Region and label listings
-- BEGIN --
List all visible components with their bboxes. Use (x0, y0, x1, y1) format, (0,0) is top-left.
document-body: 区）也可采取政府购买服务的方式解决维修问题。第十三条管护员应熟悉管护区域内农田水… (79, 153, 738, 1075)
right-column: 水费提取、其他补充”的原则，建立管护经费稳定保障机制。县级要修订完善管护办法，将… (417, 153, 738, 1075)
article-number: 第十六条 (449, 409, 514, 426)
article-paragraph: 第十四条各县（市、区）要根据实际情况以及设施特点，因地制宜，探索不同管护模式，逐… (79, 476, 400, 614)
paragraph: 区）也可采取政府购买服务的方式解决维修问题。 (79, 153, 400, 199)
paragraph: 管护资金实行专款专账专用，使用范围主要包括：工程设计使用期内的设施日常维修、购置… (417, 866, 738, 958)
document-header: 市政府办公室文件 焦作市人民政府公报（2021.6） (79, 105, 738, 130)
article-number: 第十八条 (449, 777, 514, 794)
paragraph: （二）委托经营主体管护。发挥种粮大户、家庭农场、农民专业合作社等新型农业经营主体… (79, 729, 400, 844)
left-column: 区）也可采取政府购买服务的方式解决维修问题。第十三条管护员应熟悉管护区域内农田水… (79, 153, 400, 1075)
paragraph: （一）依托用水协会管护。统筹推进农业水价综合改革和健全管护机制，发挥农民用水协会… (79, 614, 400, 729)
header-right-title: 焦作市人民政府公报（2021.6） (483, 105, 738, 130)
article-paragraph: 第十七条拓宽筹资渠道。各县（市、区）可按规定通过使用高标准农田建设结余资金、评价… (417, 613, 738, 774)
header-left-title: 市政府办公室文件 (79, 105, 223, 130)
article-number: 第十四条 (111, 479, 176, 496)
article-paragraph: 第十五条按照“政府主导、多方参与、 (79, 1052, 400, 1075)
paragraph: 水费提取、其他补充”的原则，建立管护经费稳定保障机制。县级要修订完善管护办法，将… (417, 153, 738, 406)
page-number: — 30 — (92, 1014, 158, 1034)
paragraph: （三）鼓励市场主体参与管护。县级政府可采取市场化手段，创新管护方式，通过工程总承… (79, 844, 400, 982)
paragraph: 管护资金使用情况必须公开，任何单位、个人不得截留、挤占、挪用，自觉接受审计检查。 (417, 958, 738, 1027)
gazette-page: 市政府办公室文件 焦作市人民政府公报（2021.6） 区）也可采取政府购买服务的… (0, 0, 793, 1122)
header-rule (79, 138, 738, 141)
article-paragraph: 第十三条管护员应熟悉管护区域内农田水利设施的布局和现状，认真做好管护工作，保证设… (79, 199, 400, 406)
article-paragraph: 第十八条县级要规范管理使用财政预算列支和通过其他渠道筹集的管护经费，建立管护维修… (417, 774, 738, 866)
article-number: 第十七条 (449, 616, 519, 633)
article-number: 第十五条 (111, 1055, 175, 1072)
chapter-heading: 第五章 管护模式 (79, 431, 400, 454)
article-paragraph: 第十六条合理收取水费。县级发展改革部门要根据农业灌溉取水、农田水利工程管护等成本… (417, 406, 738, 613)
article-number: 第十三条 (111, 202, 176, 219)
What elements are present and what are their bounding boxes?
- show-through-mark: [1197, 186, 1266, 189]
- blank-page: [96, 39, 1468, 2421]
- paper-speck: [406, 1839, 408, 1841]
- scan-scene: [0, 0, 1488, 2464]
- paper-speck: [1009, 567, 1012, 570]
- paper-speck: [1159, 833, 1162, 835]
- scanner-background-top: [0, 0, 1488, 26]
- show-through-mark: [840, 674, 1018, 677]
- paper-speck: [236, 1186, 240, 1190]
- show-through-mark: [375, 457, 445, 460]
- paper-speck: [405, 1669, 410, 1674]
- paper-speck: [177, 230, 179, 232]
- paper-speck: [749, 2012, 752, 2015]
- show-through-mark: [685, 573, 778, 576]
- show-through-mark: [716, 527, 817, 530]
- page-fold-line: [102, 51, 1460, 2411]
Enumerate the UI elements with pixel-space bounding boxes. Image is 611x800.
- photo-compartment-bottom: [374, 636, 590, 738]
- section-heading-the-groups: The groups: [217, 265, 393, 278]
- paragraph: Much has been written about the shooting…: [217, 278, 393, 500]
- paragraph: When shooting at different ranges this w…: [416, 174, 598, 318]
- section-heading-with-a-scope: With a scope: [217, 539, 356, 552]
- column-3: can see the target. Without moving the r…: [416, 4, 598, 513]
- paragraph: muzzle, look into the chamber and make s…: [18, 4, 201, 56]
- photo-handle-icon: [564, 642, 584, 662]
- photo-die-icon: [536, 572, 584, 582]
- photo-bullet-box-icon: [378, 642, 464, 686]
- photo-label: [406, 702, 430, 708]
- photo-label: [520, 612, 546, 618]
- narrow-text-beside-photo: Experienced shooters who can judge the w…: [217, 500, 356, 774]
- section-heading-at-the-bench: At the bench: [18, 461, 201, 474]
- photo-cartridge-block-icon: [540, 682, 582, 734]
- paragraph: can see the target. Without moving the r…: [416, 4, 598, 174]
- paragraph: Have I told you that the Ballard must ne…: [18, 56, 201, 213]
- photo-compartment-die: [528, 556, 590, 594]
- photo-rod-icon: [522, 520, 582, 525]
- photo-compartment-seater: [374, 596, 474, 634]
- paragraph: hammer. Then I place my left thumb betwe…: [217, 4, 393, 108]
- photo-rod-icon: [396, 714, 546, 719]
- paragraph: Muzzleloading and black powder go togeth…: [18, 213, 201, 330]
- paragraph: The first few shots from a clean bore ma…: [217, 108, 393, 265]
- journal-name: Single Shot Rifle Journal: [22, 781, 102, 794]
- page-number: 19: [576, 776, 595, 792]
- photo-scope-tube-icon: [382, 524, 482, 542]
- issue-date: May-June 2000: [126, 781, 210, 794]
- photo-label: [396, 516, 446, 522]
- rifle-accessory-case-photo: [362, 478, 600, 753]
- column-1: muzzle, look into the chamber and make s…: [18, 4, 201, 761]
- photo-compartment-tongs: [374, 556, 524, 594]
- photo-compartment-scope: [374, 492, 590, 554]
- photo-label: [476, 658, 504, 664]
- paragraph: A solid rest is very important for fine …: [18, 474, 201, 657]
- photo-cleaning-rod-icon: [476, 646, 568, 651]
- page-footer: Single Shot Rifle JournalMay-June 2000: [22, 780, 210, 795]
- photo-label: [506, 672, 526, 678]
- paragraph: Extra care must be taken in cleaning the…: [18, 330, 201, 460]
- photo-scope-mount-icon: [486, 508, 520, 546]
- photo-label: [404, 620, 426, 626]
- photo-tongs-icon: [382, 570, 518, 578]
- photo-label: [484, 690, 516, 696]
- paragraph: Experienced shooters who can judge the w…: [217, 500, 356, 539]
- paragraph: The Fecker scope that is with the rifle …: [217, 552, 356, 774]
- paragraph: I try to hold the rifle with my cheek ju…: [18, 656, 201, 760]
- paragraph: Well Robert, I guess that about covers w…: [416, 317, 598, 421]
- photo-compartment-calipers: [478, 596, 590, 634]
-- END --
Recast all of the material above as a Markdown table with the columns "No." and "Text". Number the rows in order, and leave out any blank lines.

### Answer for the task
| No. | Text |
|---|---|
| 1 | List all visible components with their bboxes. Use (x0, y0, x1, y1) format, (0,0) is top-left. |
| 2 | document-body: 区）也可采取政府购买服务的方式解决维修问题。第十三条管护员应熟悉管护区域内农田水… (79, 153, 738, 1075) |
| 3 | right-column: 水费提取、其他补充”的原则，建立管护经费稳定保障机制。县级要修订完善管护办法，将… (417, 153, 738, 1075) |
| 4 | article-number: 第十六条 (449, 409, 514, 426) |
| 5 | article-paragraph: 第十四条各县（市、区）要根据实际情况以及设施特点，因地制宜，探索不同管护模式，逐… (79, 476, 400, 614) |
| 6 | paragraph: 区）也可采取政府购买服务的方式解决维修问题。 (79, 153, 400, 199) |
| 7 | paragraph: 管护资金实行专款专账专用，使用范围主要包括：工程设计使用期内的设施日常维修、购置… (417, 866, 738, 958) |
| 8 | document-header: 市政府办公室文件 焦作市人民政府公报（2021.6） (79, 105, 738, 130) |
| 9 | article-number: 第十八条 (449, 777, 514, 794) |
| 10 | paragraph: （二）委托经营主体管护。发挥种粮大户、家庭农场、农民专业合作社等新型农业经营主体… (79, 729, 400, 844) |
| 11 | left-column: 区）也可采取政府购买服务的方式解决维修问题。第十三条管护员应熟悉管护区域内农田水… (79, 153, 400, 1075) |
| 12 | paragraph: （一）依托用水协会管护。统筹推进农业水价综合改革和健全管护机制，发挥农民用水协会… (79, 614, 400, 729) |
| 13 | header-right-title: 焦作市人民政府公报（2021.6） (483, 105, 738, 130) |
| 14 | article-paragraph: 第十七条拓宽筹资渠道。各县（市、区）可按规定通过使用高标准农田建设结余资金、评价… (417, 613, 738, 774) |
| 15 | header-left-title: 市政府办公室文件 (79, 105, 223, 130) |
| 16 | article-number: 第十四条 (111, 479, 176, 496) |
| 17 | article-paragraph: 第十五条按照“政府主导、多方参与、 (79, 1052, 400, 1075) |
| 18 | paragraph: 水费提取、其他补充”的原则，建立管护经费稳定保障机制。县级要修订完善管护办法，将… (417, 153, 738, 406) |
| 19 | page-number: — 30 — (92, 1014, 158, 1034) |
| 20 | paragraph: （三）鼓励市场主体参与管护。县级政府可采取市场化手段，创新管护方式，通过工程总承… (79, 844, 400, 982) |
| 21 | paragraph: 管护资金使用情况必须公开，任何单位、个人不得截留、挤占、挪用，自觉接受审计检查。 (417, 958, 738, 1027) |
| 22 | gazette-page: 市政府办公室文件 焦作市人民政府公报（2021.6） 区）也可采取政府购买服务的… (0, 0, 793, 1122) |
| 23 | header-rule (79, 138, 738, 141) |
| 24 | article-paragraph: 第十三条管护员应熟悉管护区域内农田水利设施的布局和现状，认真做好管护工作，保证设… (79, 199, 400, 406) |
| 25 | article-paragraph: 第十八条县级要规范管理使用财政预算列支和通过其他渠道筹集的管护经费，建立管护维修… (417, 774, 738, 866) |
| 26 | article-number: 第十七条 (449, 616, 519, 633) |
| 27 | article-number: 第十五条 (111, 1055, 175, 1072) |
| 28 | chapter-heading: 第五章 管护模式 (79, 431, 400, 454) |
| 29 | article-paragraph: 第十六条合理收取水费。县级发展改革部门要根据农业灌溉取水、农田水利工程管护等成本… (417, 406, 738, 613) |
| 30 | article-number: 第十三条 (111, 202, 176, 219) |
| 31 | What elements are present and what are their bounding boxes? |
| 32 | - show-through-mark: [1197, 186, 1266, 189] |
| 33 | - blank-page: [96, 39, 1468, 2421] |
| 34 | - paper-speck: [406, 1839, 408, 1841] |
| 35 | - scan-scene: [0, 0, 1488, 2464] |
| 36 | - paper-speck: [1009, 567, 1012, 570] |
| 37 | - paper-speck: [1159, 833, 1162, 835] |
| 38 | - scanner-background-top: [0, 0, 1488, 26] |
| 39 | - show-through-mark: [840, 674, 1018, 677] |
| 40 | - paper-speck: [236, 1186, 240, 1190] |
| 41 | - show-through-mark: [375, 457, 445, 460] |
| 42 | - paper-speck: [405, 1669, 410, 1674] |
| 43 | - paper-speck: [177, 230, 179, 232] |
| 44 | - paper-speck: [749, 2012, 752, 2015] |
| 45 | - show-through-mark: [685, 573, 778, 576] |
| 46 | - show-through-mark: [716, 527, 817, 530] |
| 47 | - page-fold-line: [102, 51, 1460, 2411] |
| 48 | Enumerate the UI elements with pixel-space bounding boxes. Image is 611x800. |
| 49 | - photo-compartment-bottom: [374, 636, 590, 738] |
| 50 | - section-heading-the-groups: The groups: [217, 265, 393, 278] |
| 51 | - paragraph: Much has been written about the shooting…: [217, 278, 393, 500] |
| 52 | - paragraph: When shooting at different ranges this w…: [416, 174, 598, 318] |
| 53 | - section-heading-with-a-scope: With a scope: [217, 539, 356, 552] |
| 54 | - column-3: can see the target. Without moving the r…: [416, 4, 598, 513] |
| 55 | - paragraph: muzzle, look into the chamber and make s…: [18, 4, 201, 56] |
| 56 | - photo-handle-icon: [564, 642, 584, 662] |
| 57 | - photo-die-icon: [536, 572, 584, 582] |
| 58 | - photo-bullet-box-icon: [378, 642, 464, 686] |
| 59 | - photo-label: [406, 702, 430, 708] |
| 60 | - photo-label: [520, 612, 546, 618] |
| 61 | - narrow-text-beside-photo: Experienced shooters who can judge the w…: [217, 500, 356, 774] |
| 62 | - section-heading-at-the-bench: At the bench: [18, 461, 201, 474] |
| 63 | - photo-cartridge-block-icon: [540, 682, 582, 734] |
| 64 | - paragraph: can see the target. Without moving the r…: [416, 4, 598, 174] |
| 65 | - paragraph: Have I told you that the Ballard must ne…: [18, 56, 201, 213] |
| 66 | - photo-compartment-die: [528, 556, 590, 594] |
| 67 | - photo-rod-icon: [522, 520, 582, 525] |
| 68 | - photo-compartment-seater: [374, 596, 474, 634] |
| 69 | - paragraph: hammer. Then I place my left thumb betwe…: [217, 4, 393, 108] |
| 70 | - photo-rod-icon: [396, 714, 546, 719] |
| 71 | - paragraph: Muzzleloading and black powder go togeth…: [18, 213, 201, 330] |
| 72 | - paragraph: The first few shots from a clean bore ma…: [217, 108, 393, 265] |
| 73 | - journal-name: Single Shot Rifle Journal: [22, 781, 102, 794] |
| 74 | - page-number: 19: [576, 776, 595, 792] |
| 75 | - photo-scope-tube-icon: [382, 524, 482, 542] |
| 76 | - issue-date: May-June 2000: [126, 781, 210, 794] |
| 77 | - photo-label: [396, 516, 446, 522] |
| 78 | - rifle-accessory-case-photo: [362, 478, 600, 753] |
| 79 | - column-1: muzzle, look into the chamber and make s…: [18, 4, 201, 761] |
| 80 | - photo-compartment-tongs: [374, 556, 524, 594] |
| 81 | - photo-compartment-scope: [374, 492, 590, 554] |
| 82 | - photo-label: [476, 658, 504, 664] |
| 83 | - paragraph: A solid rest is very important for fine …: [18, 474, 201, 657] |
| 84 | - photo-cleaning-rod-icon: [476, 646, 568, 651] |
| 85 | - page-footer: Single Shot Rifle JournalMay-June 2000: [22, 780, 210, 795] |
| 86 | - photo-label: [506, 672, 526, 678] |
| 87 | - paragraph: Extra care must be taken in cleaning the…: [18, 330, 201, 460] |
| 88 | - photo-scope-mount-icon: [486, 508, 520, 546] |
| 89 | - photo-label: [404, 620, 426, 626] |
| 90 | - photo-tongs-icon: [382, 570, 518, 578] |
| 91 | - photo-label: [484, 690, 516, 696] |
| 92 | - paragraph: Experienced shooters who can judge the w…: [217, 500, 356, 539] |
| 93 | - paragraph: The Fecker scope that is with the rifle …: [217, 552, 356, 774] |
| 94 | - paragraph: I try to hold the rifle with my cheek ju…: [18, 656, 201, 760] |
| 95 | - paragraph: Well Robert, I guess that about covers w…: [416, 317, 598, 421] |
| 96 | - photo-compartment-calipers: [478, 596, 590, 634] |